## WORK TO BE COMPLETED
Without the pictures, output the records below word for word.

--------

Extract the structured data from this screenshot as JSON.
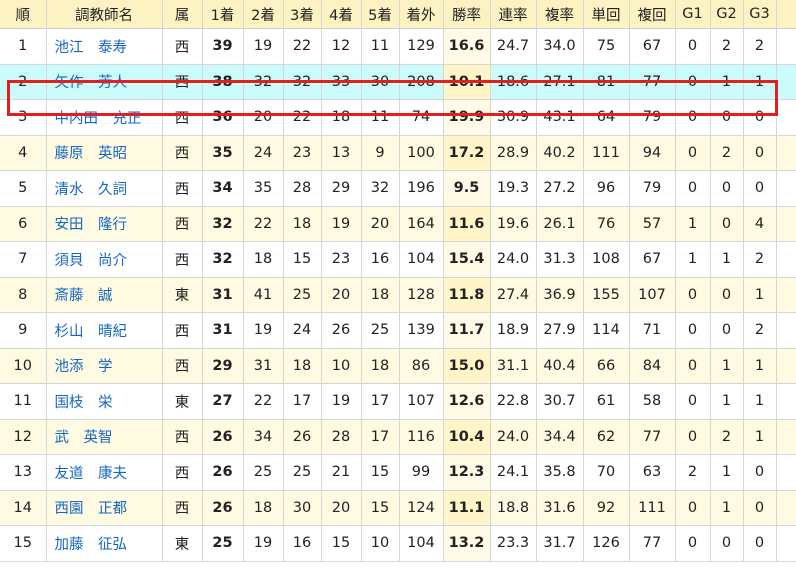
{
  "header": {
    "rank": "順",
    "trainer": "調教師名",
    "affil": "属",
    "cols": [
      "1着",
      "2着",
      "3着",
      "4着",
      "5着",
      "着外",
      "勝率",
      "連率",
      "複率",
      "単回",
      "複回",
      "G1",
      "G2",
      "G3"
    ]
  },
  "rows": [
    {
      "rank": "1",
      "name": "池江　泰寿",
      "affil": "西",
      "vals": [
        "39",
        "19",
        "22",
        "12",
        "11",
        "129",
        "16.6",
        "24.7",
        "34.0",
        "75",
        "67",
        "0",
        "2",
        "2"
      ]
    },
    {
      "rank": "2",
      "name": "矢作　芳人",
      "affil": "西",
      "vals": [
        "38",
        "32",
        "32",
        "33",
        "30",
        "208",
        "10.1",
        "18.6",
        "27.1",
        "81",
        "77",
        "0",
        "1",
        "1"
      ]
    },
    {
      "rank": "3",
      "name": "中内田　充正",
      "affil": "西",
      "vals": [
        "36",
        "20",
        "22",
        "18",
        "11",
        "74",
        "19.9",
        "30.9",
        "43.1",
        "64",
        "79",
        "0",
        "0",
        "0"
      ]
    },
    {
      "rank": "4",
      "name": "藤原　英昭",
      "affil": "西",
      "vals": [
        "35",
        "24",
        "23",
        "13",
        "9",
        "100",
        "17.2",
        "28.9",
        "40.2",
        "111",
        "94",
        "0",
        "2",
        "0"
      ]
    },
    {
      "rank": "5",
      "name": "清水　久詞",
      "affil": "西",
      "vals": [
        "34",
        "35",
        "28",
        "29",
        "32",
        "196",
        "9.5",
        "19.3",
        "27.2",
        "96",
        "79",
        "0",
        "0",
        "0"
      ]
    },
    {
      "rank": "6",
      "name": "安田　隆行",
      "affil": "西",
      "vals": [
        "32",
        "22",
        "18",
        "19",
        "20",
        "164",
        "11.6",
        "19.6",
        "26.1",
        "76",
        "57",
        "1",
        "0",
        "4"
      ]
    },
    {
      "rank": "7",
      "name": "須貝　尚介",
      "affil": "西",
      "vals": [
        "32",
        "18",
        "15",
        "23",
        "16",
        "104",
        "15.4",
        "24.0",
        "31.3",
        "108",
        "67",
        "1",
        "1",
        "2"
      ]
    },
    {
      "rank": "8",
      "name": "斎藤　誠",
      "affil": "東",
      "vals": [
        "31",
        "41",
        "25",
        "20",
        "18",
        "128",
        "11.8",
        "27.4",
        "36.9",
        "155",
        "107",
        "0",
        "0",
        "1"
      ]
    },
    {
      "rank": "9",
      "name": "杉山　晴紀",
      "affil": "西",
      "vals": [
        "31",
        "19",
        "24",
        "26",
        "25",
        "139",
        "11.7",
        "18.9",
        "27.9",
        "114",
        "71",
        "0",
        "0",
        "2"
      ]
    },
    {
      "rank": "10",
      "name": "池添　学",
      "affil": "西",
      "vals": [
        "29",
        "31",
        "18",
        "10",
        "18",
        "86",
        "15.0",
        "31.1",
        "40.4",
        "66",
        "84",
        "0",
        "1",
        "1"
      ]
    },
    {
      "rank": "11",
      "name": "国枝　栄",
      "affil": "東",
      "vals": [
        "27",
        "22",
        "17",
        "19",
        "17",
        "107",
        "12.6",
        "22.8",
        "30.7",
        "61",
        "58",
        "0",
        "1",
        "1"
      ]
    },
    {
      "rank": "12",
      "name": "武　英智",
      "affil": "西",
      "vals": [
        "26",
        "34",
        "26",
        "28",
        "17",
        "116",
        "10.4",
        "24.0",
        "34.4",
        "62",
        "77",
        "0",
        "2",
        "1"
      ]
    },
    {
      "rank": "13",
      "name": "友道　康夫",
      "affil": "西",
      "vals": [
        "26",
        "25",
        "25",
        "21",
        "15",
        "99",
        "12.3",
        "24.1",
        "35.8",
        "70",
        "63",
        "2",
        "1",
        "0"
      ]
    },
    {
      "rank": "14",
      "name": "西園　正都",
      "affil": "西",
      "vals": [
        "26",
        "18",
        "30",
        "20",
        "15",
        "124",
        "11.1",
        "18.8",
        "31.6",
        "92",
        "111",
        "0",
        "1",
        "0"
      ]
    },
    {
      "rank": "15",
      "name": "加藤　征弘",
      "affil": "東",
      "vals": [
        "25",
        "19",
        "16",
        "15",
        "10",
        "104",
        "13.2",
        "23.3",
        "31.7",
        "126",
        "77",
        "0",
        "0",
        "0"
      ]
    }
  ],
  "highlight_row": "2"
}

--------

## RESULT
Extract the structured data from this screenshot as JSON.
{
  "header": {
    "rank": "順",
    "trainer": "調教師名",
    "affil": "属",
    "cols": [
      "1着",
      "2着",
      "3着",
      "4着",
      "5着",
      "着外",
      "勝率",
      "連率",
      "複率",
      "単回",
      "複回",
      "G1",
      "G2",
      "G3"
    ]
  },
  "rows": [
    {
      "rank": "1",
      "name": "池江　泰寿",
      "affil": "西",
      "vals": [
        "39",
        "19",
        "22",
        "12",
        "11",
        "129",
        "16.6",
        "24.7",
        "34.0",
        "75",
        "67",
        "0",
        "2",
        "2"
      ]
    },
    {
      "rank": "2",
      "name": "矢作　芳人",
      "affil": "西",
      "vals": [
        "38",
        "32",
        "32",
        "33",
        "30",
        "208",
        "10.1",
        "18.6",
        "27.1",
        "81",
        "77",
        "0",
        "1",
        "1"
      ]
    },
    {
      "rank": "3",
      "name": "中内田　充正",
      "affil": "西",
      "vals": [
        "36",
        "20",
        "22",
        "18",
        "11",
        "74",
        "19.9",
        "30.9",
        "43.1",
        "64",
        "79",
        "0",
        "0",
        "0"
      ]
    },
    {
      "rank": "4",
      "name": "藤原　英昭",
      "affil": "西",
      "vals": [
        "35",
        "24",
        "23",
        "13",
        "9",
        "100",
        "17.2",
        "28.9",
        "40.2",
        "111",
        "94",
        "0",
        "2",
        "0"
      ]
    },
    {
      "rank": "5",
      "name": "清水　久詞",
      "affil": "西",
      "vals": [
        "34",
        "35",
        "28",
        "29",
        "32",
        "196",
        "9.5",
        "19.3",
        "27.2",
        "96",
        "79",
        "0",
        "0",
        "0"
      ]
    },
    {
      "rank": "6",
      "name": "安田　隆行",
      "affil": "西",
      "vals": [
        "32",
        "22",
        "18",
        "19",
        "20",
        "164",
        "11.6",
        "19.6",
        "26.1",
        "76",
        "57",
        "1",
        "0",
        "4"
      ]
    },
    {
      "rank": "7",
      "name": "須貝　尚介",
      "affil": "西",
      "vals": [
        "32",
        "18",
        "15",
        "23",
        "16",
        "104",
        "15.4",
        "24.0",
        "31.3",
        "108",
        "67",
        "1",
        "1",
        "2"
      ]
    },
    {
      "rank": "8",
      "name": "斎藤　誠",
      "affil": "東",
      "vals": [
        "31",
        "41",
        "25",
        "20",
        "18",
        "128",
        "11.8",
        "27.4",
        "36.9",
        "155",
        "107",
        "0",
        "0",
        "1"
      ]
    },
    {
      "rank": "9",
      "name": "杉山　晴紀",
      "affil": "西",
      "vals": [
        "31",
        "19",
        "24",
        "26",
        "25",
        "139",
        "11.7",
        "18.9",
        "27.9",
        "114",
        "71",
        "0",
        "0",
        "2"
      ]
    },
    {
      "rank": "10",
      "name": "池添　学",
      "affil": "西",
      "vals": [
        "29",
        "31",
        "18",
        "10",
        "18",
        "86",
        "15.0",
        "31.1",
        "40.4",
        "66",
        "84",
        "0",
        "1",
        "1"
      ]
    },
    {
      "rank": "11",
      "name": "国枝　栄",
      "affil": "東",
      "vals": [
        "27",
        "22",
        "17",
        "19",
        "17",
        "107",
        "12.6",
        "22.8",
        "30.7",
        "61",
        "58",
        "0",
        "1",
        "1"
      ]
    },
    {
      "rank": "12",
      "name": "武　英智",
      "affil": "西",
      "vals": [
        "26",
        "34",
        "26",
        "28",
        "17",
        "116",
        "10.4",
        "24.0",
        "34.4",
        "62",
        "77",
        "0",
        "2",
        "1"
      ]
    },
    {
      "rank": "13",
      "name": "友道　康夫",
      "affil": "西",
      "vals": [
        "26",
        "25",
        "25",
        "21",
        "15",
        "99",
        "12.3",
        "24.1",
        "35.8",
        "70",
        "63",
        "2",
        "1",
        "0"
      ]
    },
    {
      "rank": "14",
      "name": "西園　正都",
      "affil": "西",
      "vals": [
        "26",
        "18",
        "30",
        "20",
        "15",
        "124",
        "11.1",
        "18.8",
        "31.6",
        "92",
        "111",
        "0",
        "1",
        "0"
      ]
    },
    {
      "rank": "15",
      "name": "加藤　征弘",
      "affil": "東",
      "vals": [
        "25",
        "19",
        "16",
        "15",
        "10",
        "104",
        "13.2",
        "23.3",
        "31.7",
        "126",
        "77",
        "0",
        "0",
        "0"
      ]
    }
  ],
  "highlight_row": "2"
}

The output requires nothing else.